▶ _Given data_:
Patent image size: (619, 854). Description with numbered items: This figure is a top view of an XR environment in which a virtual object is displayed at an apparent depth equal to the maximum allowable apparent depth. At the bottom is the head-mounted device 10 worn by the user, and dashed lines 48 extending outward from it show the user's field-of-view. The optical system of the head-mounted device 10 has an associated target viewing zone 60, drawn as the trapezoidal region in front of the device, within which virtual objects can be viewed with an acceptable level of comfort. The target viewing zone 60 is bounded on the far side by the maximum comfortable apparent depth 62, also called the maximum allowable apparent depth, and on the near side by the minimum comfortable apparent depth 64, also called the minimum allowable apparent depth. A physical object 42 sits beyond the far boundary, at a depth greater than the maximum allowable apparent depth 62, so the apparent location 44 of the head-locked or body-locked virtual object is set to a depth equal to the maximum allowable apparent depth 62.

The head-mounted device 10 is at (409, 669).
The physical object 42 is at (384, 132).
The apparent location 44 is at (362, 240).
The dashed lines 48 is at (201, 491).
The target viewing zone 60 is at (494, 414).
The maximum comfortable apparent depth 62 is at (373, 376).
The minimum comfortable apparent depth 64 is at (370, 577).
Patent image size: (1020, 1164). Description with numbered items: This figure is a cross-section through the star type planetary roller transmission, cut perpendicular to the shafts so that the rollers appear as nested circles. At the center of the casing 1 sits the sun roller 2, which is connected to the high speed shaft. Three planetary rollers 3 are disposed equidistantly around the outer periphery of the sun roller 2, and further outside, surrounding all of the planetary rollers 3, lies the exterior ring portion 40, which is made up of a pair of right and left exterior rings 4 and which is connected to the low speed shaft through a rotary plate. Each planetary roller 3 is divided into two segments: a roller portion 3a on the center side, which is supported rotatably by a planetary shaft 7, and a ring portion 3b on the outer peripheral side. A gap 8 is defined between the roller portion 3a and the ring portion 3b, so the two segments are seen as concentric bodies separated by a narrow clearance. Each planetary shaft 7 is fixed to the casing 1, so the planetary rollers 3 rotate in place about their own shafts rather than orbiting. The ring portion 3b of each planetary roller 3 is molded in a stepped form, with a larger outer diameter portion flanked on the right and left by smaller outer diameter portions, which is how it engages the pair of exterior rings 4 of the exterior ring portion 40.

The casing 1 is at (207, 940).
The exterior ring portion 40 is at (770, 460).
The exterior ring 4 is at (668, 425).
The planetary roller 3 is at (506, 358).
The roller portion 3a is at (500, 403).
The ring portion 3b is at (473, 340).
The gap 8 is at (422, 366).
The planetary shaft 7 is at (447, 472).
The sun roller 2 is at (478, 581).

▶ _Task brief_: List each line in the records above that contains the word "physical".

▶ _Finished exercise_:
Patent image size: (619, 854). Description with numbered items: This figure is a top view of an XR environment in which a virtual object is displayed at an apparent depth equal to the maximum allowable apparent depth. At the bottom is the head-mounted device 10 worn by the user, and dashed lines 48 extending outward from it show the user's field-of-view. The optical system of the head-mounted device 10 has an associated target viewing zone 60, drawn as the trapezoidal region in front of the device, within which virtual objects can be viewed with an acceptable level of comfort. The target viewing zone 60 is bounded on the far side by the maximum comfortable apparent depth 62, also called the maximum allowable apparent depth, and on the near side by the minimum comfortable apparent depth 64, also called the minimum allowable apparent depth. A physical object 42 sits beyond the far boundary, at a depth greater than the maximum allowable apparent depth 62, so the apparent location 44 of the head-locked or body-locked virtual object is set to a depth equal to the maximum allowable apparent depth 62.
The physical object 42 is at (384, 132).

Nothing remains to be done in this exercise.